Input rows:
------------------------------
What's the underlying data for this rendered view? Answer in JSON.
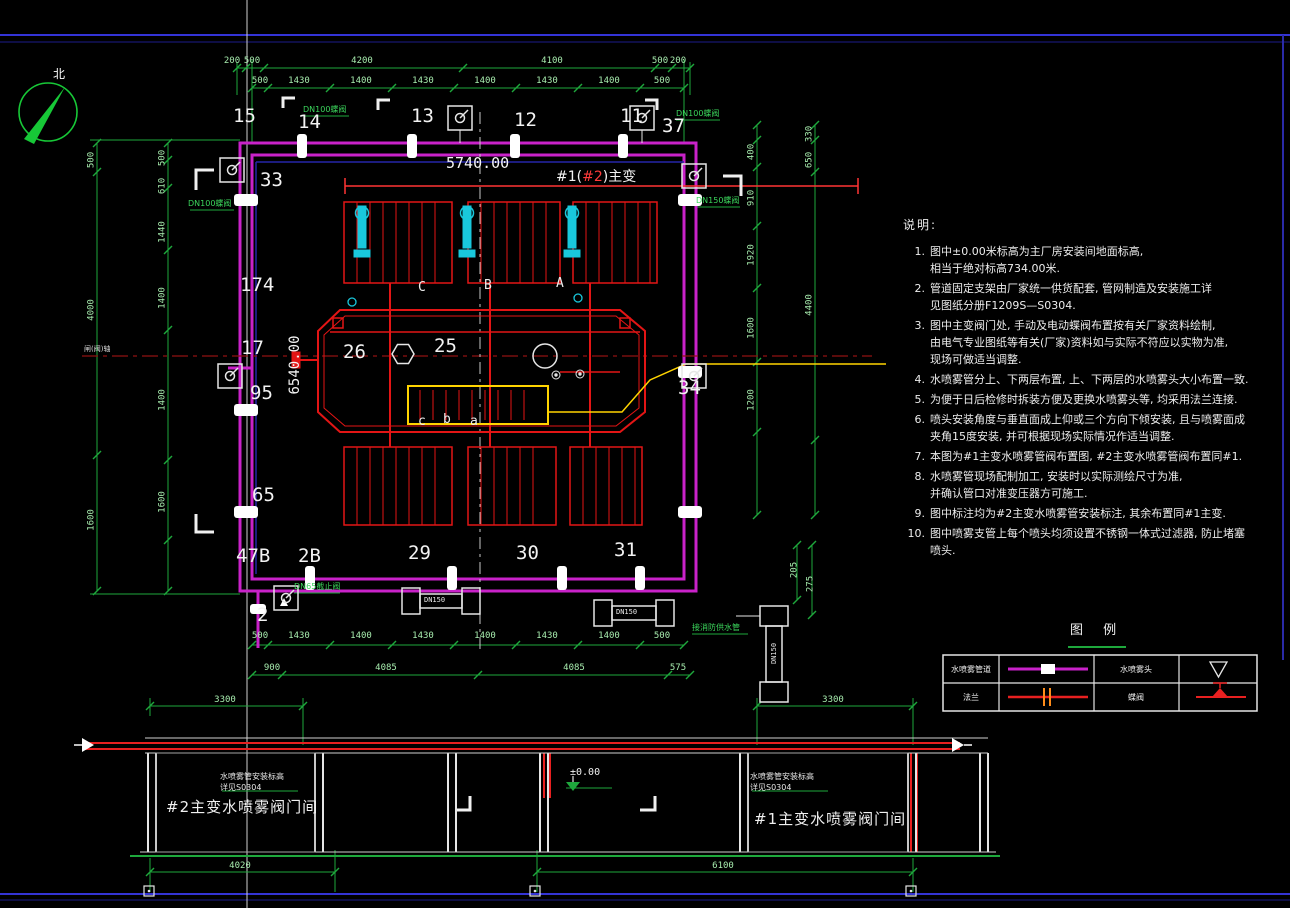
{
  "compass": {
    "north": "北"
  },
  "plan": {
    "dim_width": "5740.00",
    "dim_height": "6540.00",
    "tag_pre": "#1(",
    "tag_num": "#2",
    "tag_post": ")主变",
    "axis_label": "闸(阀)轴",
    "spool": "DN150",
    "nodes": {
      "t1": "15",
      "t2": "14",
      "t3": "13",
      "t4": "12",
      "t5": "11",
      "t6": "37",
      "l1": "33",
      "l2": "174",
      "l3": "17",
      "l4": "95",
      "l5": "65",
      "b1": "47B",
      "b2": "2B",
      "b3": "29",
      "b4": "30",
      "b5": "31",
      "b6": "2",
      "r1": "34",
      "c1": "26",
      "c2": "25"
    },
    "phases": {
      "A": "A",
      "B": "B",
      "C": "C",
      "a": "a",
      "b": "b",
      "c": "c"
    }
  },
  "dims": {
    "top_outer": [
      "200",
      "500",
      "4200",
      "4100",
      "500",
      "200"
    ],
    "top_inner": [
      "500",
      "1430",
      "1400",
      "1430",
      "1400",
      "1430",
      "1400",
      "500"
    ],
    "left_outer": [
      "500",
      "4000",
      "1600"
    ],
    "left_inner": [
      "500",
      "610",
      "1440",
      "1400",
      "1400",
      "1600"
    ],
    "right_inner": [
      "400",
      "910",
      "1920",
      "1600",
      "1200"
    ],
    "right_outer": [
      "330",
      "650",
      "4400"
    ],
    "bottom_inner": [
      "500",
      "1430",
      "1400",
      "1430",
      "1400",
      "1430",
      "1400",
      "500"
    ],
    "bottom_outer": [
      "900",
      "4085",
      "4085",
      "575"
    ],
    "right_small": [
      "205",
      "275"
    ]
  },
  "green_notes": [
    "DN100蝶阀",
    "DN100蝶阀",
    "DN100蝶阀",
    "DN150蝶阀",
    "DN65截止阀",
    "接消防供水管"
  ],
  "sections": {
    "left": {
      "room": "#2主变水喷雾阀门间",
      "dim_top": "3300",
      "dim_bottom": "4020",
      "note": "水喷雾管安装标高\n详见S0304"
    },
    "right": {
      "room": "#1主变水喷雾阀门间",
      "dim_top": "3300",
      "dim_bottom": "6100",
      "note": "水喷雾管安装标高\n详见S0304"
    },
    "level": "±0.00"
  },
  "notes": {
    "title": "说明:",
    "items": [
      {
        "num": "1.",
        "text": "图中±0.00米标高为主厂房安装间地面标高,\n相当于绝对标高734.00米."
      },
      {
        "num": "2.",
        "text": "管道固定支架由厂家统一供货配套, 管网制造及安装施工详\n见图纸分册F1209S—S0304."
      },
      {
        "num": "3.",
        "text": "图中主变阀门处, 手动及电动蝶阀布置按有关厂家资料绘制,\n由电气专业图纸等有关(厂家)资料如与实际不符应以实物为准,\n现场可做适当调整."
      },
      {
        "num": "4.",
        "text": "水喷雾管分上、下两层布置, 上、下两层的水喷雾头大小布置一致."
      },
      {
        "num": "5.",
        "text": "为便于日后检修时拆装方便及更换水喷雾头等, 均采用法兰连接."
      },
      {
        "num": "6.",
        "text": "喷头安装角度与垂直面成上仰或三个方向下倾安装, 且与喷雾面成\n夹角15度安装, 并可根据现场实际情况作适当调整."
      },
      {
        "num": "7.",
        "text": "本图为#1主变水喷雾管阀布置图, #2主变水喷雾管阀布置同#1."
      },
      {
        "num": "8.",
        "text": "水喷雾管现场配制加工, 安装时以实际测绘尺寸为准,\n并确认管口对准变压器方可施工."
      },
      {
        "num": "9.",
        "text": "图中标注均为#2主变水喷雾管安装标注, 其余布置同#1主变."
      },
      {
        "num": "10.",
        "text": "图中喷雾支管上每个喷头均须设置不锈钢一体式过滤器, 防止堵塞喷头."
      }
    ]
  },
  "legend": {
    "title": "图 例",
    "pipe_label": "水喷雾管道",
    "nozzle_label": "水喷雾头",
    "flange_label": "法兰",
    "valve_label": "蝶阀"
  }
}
------------------------------
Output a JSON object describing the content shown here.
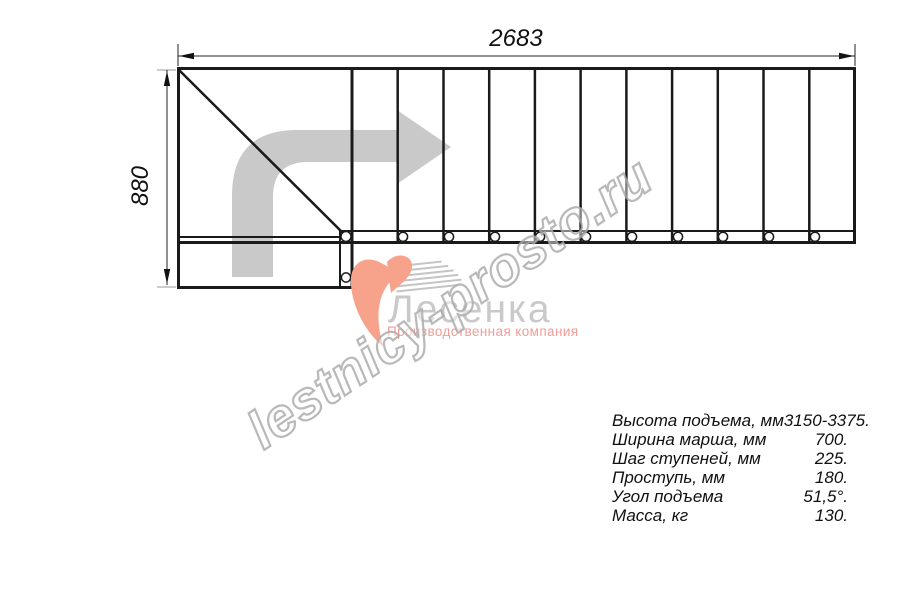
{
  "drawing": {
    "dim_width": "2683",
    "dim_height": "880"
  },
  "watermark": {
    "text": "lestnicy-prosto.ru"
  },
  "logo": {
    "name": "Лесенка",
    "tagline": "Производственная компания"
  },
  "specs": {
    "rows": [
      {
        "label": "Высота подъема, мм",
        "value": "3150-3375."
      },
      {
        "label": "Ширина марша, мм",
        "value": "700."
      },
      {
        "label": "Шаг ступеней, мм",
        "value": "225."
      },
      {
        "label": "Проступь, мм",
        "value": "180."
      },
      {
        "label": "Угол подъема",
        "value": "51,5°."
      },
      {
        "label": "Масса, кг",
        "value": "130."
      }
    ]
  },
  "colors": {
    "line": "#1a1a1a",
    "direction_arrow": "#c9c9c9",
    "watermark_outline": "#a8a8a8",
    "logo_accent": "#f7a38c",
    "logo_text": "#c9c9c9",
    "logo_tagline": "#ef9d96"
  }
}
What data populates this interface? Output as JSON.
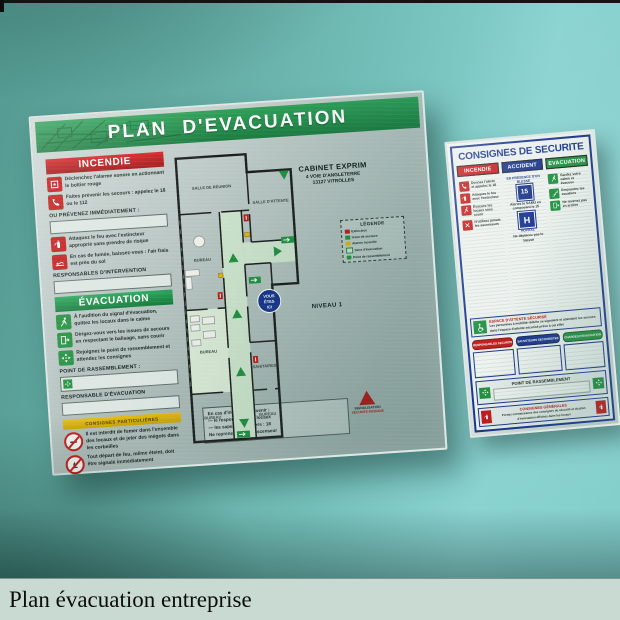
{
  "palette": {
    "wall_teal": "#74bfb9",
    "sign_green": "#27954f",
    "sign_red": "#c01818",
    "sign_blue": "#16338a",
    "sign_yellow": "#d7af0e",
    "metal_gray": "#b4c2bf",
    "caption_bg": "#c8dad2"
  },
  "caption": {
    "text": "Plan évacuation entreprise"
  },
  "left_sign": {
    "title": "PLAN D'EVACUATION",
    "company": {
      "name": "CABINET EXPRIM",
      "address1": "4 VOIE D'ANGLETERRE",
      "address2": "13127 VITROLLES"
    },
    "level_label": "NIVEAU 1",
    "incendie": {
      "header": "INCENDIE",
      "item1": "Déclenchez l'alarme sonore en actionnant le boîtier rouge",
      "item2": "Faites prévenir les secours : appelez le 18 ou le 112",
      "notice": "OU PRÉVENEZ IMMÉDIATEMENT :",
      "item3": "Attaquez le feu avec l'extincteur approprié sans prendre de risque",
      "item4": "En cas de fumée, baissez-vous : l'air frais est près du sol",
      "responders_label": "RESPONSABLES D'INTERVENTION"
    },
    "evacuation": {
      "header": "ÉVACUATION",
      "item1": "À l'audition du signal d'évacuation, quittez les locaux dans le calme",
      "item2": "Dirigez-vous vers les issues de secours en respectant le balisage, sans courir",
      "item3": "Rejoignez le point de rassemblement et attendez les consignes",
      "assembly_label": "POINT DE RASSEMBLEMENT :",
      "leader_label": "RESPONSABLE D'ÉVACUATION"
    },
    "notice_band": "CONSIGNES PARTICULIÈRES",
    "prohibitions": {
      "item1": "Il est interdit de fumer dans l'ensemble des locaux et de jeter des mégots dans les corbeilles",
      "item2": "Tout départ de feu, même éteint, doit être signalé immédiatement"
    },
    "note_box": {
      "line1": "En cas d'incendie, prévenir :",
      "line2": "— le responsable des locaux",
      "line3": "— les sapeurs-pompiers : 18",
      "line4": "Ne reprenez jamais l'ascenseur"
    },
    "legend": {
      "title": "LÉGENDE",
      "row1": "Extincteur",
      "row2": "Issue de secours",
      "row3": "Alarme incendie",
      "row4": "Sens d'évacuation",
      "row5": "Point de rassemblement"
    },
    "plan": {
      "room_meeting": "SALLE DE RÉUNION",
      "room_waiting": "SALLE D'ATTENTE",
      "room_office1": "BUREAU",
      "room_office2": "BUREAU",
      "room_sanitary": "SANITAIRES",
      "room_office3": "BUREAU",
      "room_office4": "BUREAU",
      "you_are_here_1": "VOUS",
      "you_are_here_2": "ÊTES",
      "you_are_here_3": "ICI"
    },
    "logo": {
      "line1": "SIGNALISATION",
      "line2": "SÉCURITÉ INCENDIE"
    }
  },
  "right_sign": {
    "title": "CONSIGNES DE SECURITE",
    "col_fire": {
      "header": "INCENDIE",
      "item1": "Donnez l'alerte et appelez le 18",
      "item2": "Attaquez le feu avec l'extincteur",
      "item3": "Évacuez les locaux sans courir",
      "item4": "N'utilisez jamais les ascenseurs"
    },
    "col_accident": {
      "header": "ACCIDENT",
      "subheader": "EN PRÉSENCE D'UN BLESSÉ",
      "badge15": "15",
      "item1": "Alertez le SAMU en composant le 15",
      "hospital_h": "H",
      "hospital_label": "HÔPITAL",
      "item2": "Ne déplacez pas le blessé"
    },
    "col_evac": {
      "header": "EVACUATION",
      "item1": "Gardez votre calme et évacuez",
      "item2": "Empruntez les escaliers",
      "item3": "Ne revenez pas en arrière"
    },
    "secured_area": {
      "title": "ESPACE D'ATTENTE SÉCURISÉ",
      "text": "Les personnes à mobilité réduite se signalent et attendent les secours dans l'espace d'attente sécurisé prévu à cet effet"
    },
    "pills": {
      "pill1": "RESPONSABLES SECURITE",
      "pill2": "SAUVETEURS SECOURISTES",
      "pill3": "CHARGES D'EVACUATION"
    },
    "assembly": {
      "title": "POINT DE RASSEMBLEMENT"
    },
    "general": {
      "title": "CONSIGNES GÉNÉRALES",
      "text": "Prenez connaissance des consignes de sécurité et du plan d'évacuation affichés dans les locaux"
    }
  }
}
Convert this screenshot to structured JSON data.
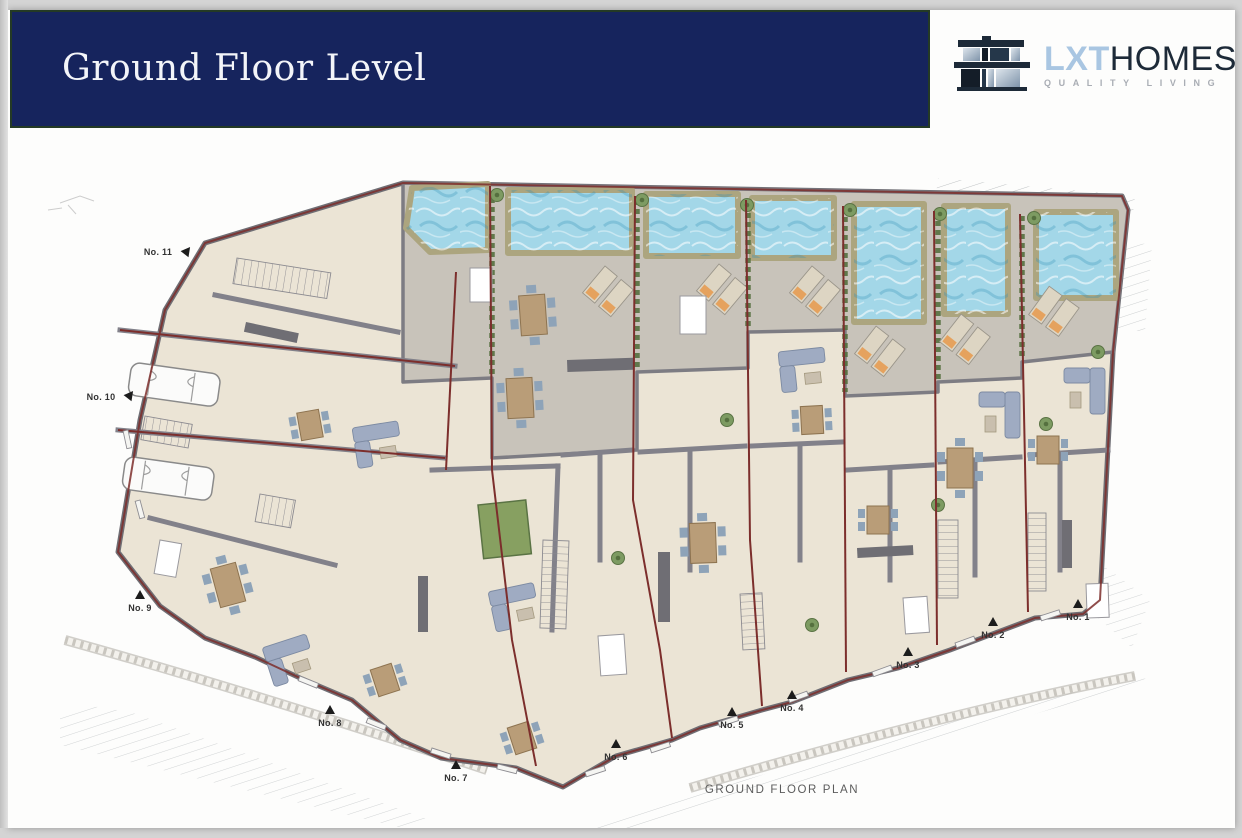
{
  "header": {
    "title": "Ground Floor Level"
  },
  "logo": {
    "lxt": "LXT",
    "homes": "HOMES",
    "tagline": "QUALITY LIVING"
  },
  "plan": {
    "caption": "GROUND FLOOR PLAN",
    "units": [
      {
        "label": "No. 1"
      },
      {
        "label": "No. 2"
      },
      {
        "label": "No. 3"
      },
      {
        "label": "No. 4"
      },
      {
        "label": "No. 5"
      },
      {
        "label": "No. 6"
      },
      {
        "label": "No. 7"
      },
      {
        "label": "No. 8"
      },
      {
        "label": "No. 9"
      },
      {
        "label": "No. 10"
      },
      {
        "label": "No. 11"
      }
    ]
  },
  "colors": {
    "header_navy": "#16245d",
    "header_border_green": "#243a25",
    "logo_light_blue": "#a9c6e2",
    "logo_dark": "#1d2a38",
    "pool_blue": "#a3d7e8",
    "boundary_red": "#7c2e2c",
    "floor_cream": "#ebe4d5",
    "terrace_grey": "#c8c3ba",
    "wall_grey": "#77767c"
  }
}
------------------------------
Exercise description: Tally how many lines of the material contain the word "secours". The answer must be the number and nothing else.

Finished exercise: 4